··· 文書の抜粋

需給動向 国内

◆牛 肉◆

平成27年度上半期の牛肉需給、
生産量・輸入量・出回り量いずれも減少


 平成27年9月の牛肉需給は、生産量は2万6660トン(前年同月比7.4%減)とかなりの程度減少し、6カ月連続で前年同月を下回った。輸入量は、4万6033トン(同13.0%減)とかなり大きく減少し、4カ月連続で前年同月を下回った。推定出回り量は前年同月をやや下回る7万1269トン(同4.1%減)となり、推定期末在庫は前月から1246トンを積み増し、14万3129トン(同10.4%増)と、前年同月をかなりの程度上回った(農林水産省「食肉流通統計」、財務省「貿易統計」、農畜産業振興機構調べ)。

上半期の生産量、全品種で減少

 平成27年度上半期(4月〜9月)の生産量は、16万3793トン(前年同期比5.0%減)とやや減少した(図1)。品種別では、和牛が7万4250トン(同4.8%減)、乳用種が5万1030トン(同3.2%減)、交雑種が3万6465トン(同7.7%減)と、全ての品種で前年同期を下回った。これは、和牛の繁殖農家および酪農家の離農の進行により、繁殖基盤が縮小し、出荷頭数が減少したことなどによる。

上半期の輸入、米国産から豪州産への切り替えが進む

 平成27年度上半期の輸入量は、26万7368トン(前年同期比7.4%減)と前年同期をかなりの程度下回った。このうち、冷蔵品は10万5180トン(同9.6%減)、冷凍品は16万1865トン(同5.8%減)と、いずれも前年同期を下回った。輸入量が減少した要因として、現地相場高や為替の円安基調、一部外食チェーンの業績悪化に起因した高い在庫水準などが挙げられる。国別に見ると、豪州産が16万4461トン(同5.1%増)とやや増加した一方、米国産が8万5055トン(同18.2%減)と大幅に減少した。豪州産、米国産ともに現地相場や為替など輸入コストは増加しているものの、豪州産については、日豪EPAにより27年4月から関税率が冷蔵品で31.5%、冷凍品で28.5%に削減されていることもあり、米国産からの切り替えが進んでいるとみられる。

上半期の推定出回り量、国産品、輸入品ともに減少

 平成27年度上半期の推定出回り量は、41万4735トン(前年同期比5.3%減)と前年同期をやや下回った。このうち、国産品は16万787トン(同5.9%減)、輸入品は25万3947トン(同4.9%減)といずれも減少した。卸売価格の上昇を受けた小売価格の上昇などを背景に、より安価な豚肉や鶏肉などに需要がシフトしているものとみられる。

······
··· 元データ

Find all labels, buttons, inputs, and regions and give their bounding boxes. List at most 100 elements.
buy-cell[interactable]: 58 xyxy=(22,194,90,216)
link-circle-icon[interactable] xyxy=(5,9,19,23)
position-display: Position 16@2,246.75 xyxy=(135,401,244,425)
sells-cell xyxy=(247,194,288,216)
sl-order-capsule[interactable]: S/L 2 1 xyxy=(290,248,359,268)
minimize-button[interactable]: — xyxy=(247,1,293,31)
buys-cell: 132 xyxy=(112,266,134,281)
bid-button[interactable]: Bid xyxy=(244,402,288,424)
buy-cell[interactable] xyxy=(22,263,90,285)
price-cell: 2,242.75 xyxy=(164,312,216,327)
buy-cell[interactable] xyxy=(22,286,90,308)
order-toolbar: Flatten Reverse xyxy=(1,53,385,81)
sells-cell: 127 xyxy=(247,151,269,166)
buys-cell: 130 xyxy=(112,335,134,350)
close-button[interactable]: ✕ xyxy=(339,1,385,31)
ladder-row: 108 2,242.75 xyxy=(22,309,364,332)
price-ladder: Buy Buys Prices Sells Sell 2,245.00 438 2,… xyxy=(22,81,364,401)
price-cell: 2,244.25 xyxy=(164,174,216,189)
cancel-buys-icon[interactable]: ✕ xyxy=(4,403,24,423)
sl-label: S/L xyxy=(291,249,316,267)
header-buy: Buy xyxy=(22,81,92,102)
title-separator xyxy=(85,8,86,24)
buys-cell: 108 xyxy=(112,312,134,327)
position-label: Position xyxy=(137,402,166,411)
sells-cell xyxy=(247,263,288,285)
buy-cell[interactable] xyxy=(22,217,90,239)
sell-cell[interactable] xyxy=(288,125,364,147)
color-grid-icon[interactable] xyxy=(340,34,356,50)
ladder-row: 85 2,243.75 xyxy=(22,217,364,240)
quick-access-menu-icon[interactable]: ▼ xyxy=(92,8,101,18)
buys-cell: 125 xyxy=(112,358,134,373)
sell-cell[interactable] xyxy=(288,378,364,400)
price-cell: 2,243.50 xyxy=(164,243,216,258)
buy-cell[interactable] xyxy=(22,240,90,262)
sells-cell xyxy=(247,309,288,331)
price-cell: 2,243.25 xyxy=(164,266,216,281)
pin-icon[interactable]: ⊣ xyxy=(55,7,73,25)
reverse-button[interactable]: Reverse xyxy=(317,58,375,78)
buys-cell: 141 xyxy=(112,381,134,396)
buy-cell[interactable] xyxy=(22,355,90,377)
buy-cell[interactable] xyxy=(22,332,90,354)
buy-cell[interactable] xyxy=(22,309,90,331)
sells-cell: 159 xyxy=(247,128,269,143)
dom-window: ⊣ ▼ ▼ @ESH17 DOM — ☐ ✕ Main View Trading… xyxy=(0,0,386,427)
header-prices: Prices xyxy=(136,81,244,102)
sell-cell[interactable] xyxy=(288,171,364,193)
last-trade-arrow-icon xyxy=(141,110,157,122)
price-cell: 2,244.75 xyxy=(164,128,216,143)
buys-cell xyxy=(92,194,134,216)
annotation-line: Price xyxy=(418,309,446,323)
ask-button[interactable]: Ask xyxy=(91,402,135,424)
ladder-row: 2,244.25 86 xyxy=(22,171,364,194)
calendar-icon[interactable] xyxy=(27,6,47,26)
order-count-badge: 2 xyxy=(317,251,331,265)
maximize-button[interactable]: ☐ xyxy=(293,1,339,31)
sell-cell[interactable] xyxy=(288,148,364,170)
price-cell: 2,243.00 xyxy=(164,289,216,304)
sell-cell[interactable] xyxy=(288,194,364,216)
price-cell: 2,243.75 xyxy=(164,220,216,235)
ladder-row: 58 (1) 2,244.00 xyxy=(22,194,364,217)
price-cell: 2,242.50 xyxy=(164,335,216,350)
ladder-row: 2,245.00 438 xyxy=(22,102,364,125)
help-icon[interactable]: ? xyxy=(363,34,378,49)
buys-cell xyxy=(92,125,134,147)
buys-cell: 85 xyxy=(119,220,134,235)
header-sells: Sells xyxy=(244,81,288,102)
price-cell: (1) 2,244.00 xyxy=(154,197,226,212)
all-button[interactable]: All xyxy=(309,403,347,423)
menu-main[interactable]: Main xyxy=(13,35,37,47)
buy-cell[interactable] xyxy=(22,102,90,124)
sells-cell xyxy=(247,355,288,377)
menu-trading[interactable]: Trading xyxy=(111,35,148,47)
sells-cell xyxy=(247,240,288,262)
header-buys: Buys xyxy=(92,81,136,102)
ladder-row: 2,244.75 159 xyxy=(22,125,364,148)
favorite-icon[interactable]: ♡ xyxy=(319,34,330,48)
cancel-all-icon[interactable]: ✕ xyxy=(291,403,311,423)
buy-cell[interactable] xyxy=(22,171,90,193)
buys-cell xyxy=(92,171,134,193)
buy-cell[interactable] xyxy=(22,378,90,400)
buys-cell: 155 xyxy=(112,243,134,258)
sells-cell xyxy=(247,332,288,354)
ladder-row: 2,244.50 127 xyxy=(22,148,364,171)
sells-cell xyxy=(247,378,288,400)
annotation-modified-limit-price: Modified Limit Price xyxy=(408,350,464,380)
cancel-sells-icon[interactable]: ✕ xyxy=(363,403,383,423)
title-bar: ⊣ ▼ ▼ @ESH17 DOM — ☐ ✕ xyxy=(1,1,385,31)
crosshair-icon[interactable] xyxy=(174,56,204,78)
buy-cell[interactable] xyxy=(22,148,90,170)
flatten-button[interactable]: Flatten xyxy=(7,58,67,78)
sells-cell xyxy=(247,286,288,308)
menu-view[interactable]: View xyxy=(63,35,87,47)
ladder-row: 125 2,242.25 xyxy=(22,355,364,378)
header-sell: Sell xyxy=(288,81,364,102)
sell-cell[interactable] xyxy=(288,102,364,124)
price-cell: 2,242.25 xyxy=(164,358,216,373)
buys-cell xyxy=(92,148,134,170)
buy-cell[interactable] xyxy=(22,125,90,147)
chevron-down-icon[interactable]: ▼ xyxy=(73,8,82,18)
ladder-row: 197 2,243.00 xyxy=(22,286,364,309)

······

牛肉需給の文章から、「上半期の輸入、米国産から豪州産への切り替えが進む」から「フトしているものとみられる。」までを一字も変えずに書き写してください。

## 解答
上半期の輸入、米国産から豪州産への切り替えが進む

 平成27年度上半期の輸入量は、26万7368トン(前年同期比7.4%減)と前年同期をかなりの程度下回った。このうち、冷蔵品は10万5180トン(同9.6%減)、冷凍品は16万1865トン(同5.8%減)と、いずれも前年同期を下回った。輸入量が減少した要因として、現地相場高や為替の円安基調、一部外食チェーンの業績悪化に起因した高い在庫水準などが挙げられる。国別に見ると、豪州産が16万4461トン(同5.1%増)とやや増加した一方、米国産が8万5055トン(同18.2%減)と大幅に減少した。豪州産、米国産ともに現地相場や為替など輸入コストは増加しているものの、豪州産については、日豪EPAにより27年4月から関税率が冷蔵品で31.5%、冷凍品で28.5%に削減されていることもあり、米国産からの切り替えが進んでいるとみられる。

上半期の推定出回り量、国産品、輸入品ともに減少

 平成27年度上半期の推定出回り量は、41万4735トン(前年同期比5.3%減)と前年同期をやや下回った。このうち、国産品は16万787トン(同5.9%減)、輸入品は25万3947トン(同4.9%減)といずれも減少した。卸売価格の上昇を受けた小売価格の上昇などを背景に、より安価な豚肉や鶏肉などに需要がシフトしているものとみられる。